## begin Excerpted passage
Wednesday, April 15, 2015

Prose and Progress

"Prosaic writing," said Maurice Merleau-Ponty, "limits itself to using, through accepted signs, the meanings already accepted in a given culture." Against this, he sets "a poetry of human relations—the call of each individual freedom to all the others". This way of constructing the difference between prose and poetry appeals to me, I must admit, but there is a danger in interpreting it as an argument against "prosaic writing". (When Adam Banks admonishes us to "retire" the essay and instead cultivate a "funky" sense of freedom in our students, even invoking Lorca's "duende", I imagine many people hear him as saying something like that.) After all, if given the choice between "limiting" yourself to "already accepted" meanings, on the one hand, and calling out to "each individual freedom", on the other, it seems obvious what your ambition should be. I get it. (I, too, have invoked the duende. I, too, have suggested we "put some stank on it".) But let's not abandon our culture altogether.

After all, culture is a collective accomplishment that needs, for the most part, to be conserved. When we learn to write prose, we are learning to say what our culture has already become capable of saying, what it is already "acceptable" to say. When we compare the available range of expression in prose today, with what that of, say, one-hundred years ago, we have to recognize that progress has been made. Even the diversity of voices that are allowed to express themselves in prose, i.e., that may speak as though the signs they are using are accepted in the culture, has vastly expanded over the past century. It is true that this required a great deal of "poetic" subversion of the institution of prose by great writers. Merleau-Ponty treats "great prose" as the way we realize the gains made by the "ostentatious display" of poetry's freedom. It "captures" and makes "accessible" meanings that hadn't yet been "objectified". If in poetry we call out to each other's desire to be free, in prose we help each other understand our limits. Every now and then someone figures out how to institutionalize something new, making it available to all.

The state of our prose is the current stage of the progress we have already made. In the composition classroom, I believe, we have to spend most our time consolidating those gains, passing on the ability to express "the meanings already accepted in a given culture". If we don't do this, and instead give the students the impression that they should be fighting against the limits of the prose essay, always transgressing the boundary of acceptable usage, forever trumping the composure of a well-crafted paragraph with the momentary excitement of a picture or a video or a song, then we are simply robbing them of their heritage. We are not teaching them the foundation of our own composure, perhaps because we ourselves have lost faith in it, overwhelmed by "the pace of change". Well, prose was always the means by which we slow things down, the way we find the time to get it right, after our poets have told us that there is something terribly wrong.

Perhaps it is true that poetry is progressive and prose is conservative. I prefer to think of the "limits" of prose as the frontier of the progress we have made. There is no shame in trying to enjoy the freedom we already have. Otherwise, what is the point of achieving it?


Presskorn said...
## end Excerpted passage
Problem: Copy the part of the post on prose and poetry that opens with the words "Perhaps it is" and closes with "of achieving it?", swapping "frontier" for "edge".
## begin Raw data
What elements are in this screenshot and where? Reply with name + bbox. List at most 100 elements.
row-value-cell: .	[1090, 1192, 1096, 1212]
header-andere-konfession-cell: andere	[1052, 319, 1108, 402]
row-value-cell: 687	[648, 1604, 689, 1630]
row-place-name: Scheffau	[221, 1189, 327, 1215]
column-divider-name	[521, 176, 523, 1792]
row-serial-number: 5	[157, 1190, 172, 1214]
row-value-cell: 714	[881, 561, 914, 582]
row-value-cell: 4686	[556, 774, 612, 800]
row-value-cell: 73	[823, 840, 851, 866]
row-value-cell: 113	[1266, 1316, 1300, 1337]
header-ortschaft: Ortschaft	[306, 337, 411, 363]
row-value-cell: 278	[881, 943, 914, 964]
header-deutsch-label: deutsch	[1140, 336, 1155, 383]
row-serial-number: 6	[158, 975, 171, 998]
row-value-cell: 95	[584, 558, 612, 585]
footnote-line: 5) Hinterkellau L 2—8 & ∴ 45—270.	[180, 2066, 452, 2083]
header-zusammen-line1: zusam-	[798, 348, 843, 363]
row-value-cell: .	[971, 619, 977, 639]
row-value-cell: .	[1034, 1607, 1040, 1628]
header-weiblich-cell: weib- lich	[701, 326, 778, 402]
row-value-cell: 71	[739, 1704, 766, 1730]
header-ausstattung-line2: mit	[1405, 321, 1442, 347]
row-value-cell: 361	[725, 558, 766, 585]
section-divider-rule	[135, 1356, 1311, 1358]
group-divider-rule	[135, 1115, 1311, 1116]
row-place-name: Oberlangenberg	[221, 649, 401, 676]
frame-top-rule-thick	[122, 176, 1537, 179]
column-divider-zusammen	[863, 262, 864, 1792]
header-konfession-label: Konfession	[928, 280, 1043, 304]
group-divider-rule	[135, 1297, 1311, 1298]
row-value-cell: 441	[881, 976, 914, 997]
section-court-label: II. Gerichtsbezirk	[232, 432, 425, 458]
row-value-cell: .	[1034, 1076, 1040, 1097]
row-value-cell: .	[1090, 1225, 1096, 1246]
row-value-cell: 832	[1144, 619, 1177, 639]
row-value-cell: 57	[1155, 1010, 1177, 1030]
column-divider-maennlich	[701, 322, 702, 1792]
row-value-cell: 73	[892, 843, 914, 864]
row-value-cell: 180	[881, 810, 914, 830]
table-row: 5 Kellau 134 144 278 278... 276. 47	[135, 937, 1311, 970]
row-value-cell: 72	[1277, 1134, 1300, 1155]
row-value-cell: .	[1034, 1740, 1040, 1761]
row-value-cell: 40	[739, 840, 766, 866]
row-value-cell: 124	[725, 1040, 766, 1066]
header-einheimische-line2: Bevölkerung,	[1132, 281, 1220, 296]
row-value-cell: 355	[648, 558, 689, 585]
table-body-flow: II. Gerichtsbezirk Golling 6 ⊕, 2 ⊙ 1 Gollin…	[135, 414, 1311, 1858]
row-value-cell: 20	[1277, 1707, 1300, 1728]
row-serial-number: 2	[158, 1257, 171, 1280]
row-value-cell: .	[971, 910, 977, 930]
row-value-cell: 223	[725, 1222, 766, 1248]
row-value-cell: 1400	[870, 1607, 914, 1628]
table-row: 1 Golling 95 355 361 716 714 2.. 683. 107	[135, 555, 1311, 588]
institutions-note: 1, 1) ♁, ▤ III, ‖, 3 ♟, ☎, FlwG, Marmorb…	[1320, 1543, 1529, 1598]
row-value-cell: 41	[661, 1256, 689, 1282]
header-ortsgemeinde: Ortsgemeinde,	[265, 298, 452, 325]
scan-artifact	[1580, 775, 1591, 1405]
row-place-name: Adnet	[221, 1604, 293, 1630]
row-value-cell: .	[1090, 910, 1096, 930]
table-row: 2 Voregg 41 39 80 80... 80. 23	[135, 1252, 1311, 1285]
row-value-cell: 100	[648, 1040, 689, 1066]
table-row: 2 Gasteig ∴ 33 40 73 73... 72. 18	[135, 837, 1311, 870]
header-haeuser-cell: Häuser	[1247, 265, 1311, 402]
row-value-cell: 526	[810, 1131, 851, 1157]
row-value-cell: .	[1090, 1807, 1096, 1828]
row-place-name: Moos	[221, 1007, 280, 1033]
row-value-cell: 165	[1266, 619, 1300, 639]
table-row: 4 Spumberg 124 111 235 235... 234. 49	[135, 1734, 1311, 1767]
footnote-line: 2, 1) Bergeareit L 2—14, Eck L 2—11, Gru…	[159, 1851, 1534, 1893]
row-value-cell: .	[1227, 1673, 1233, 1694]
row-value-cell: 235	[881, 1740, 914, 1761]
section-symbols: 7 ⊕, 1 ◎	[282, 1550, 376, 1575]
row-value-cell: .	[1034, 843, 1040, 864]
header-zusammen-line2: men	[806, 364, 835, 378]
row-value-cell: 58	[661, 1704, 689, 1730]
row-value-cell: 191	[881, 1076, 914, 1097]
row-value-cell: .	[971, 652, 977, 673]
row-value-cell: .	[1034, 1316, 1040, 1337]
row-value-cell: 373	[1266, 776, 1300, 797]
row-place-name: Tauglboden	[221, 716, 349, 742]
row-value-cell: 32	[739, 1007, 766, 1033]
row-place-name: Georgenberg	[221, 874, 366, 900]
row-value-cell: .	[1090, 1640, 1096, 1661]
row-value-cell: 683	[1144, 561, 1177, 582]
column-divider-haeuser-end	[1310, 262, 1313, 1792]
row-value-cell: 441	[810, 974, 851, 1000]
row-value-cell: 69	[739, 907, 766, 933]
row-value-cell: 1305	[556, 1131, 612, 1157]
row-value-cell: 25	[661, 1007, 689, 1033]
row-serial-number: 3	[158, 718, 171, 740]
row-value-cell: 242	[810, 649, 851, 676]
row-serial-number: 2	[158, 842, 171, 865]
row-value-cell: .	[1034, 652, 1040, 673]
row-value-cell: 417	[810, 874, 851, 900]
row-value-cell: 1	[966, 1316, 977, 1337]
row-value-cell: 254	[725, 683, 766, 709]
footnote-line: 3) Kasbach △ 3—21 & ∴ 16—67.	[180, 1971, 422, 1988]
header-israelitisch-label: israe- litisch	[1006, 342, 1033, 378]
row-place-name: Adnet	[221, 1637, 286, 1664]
## end Raw data
Answer in full:
Perhaps it is true that poetry is progressive and prose is conservative. I prefer to think of the "limits" of prose as the edge of the progress we have made. There is no shame in trying to enjoy the freedom we already have. Otherwise, what is the point of achieving it?